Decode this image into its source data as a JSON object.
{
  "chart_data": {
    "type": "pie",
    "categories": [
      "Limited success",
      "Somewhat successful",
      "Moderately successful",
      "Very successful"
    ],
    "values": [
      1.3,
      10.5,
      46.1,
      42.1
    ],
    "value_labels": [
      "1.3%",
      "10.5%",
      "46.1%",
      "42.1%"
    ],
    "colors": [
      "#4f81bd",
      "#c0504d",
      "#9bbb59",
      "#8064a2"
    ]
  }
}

= = = = =

What this task involves
Return the full listing, character for character.

Written reply
Decode this image into its source data as a JSON object.
{
  "chart_data": {
    "type": "pie",
    "categories": [
      "Limited success",
      "Somewhat successful",
      "Moderately successful",
      "Very successful"
    ],
    "values": [
      1.3,
      10.5,
      46.1,
      42.1
    ],
    "value_labels": [
      "1.3%",
      "10.5%",
      "46.1%",
      "42.1%"
    ],
    "colors": [
      "#4f81bd",
      "#c0504d",
      "#9bbb59",
      "#8064a2"
    ]
  }
}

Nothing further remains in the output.